[Stored data entries]
◆ ◆ ◆ ◆ ◆ ◆ ◆

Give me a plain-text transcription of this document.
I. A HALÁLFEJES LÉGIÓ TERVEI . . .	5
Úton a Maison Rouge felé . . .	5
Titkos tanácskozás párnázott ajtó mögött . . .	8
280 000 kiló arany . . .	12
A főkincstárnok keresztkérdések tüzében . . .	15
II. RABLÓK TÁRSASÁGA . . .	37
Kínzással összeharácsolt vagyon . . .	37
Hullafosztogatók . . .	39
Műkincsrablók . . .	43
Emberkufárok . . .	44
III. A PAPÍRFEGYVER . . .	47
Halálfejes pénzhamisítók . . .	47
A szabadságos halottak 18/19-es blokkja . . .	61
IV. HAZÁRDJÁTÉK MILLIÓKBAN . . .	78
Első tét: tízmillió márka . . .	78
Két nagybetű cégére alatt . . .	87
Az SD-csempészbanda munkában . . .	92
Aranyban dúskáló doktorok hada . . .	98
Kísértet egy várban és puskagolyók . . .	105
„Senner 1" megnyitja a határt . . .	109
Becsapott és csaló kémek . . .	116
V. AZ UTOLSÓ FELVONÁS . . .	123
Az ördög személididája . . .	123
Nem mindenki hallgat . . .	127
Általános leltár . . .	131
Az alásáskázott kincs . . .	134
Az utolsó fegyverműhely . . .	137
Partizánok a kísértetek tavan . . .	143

◆ ◆ ◆ ◆ ◆ ◆ ◆

Exercise goal → Repeat the data verbatim.

Answer to this problem →
Give me a plain-text transcription of this document.
I. A HALÁLFEJES LÉGIÓ TERVEI . . .	5
Úton a Maison Rouge felé . . .	5
Titkos tanácskozás párnázott ajtó mögött . . .	8
280 000 kiló arany . . .	12
A főkincstárnok keresztkérdések tüzében . . .	15
II. RABLÓK TÁRSASÁGA . . .	37
Kínzással összeharácsolt vagyon . . .	37
Hullafosztogatók . . .	39
Műkincsrablók . . .	43
Emberkufárok . . .	44
III. A PAPÍRFEGYVER . . .	47
Halálfejes pénzhamisítók . . .	47
A szabadságos halottak 18/19-es blokkja . . .	61
IV. HAZÁRDJÁTÉK MILLIÓKBAN . . .	78
Első tét: tízmillió márka . . .	78
Két nagybetű cégére alatt . . .	87
Az SD-csempészbanda munkában . . .	92
Aranyban dúskáló doktorok hada . . .	98
Kísértet egy várban és puskagolyók . . .	105
„Senner 1" megnyitja a határt . . .	109
Becsapott és csaló kémek . . .	116
V. AZ UTOLSÓ FELVONÁS . . .	123
Az ördög személididája . . .	123
Nem mindenki hallgat . . .	127
Általános leltár . . .	131
Az alásáskázott kincs . . .	134
Az utolsó fegyverműhely . . .	137
Partizánok a kísértetek tavan . . .	143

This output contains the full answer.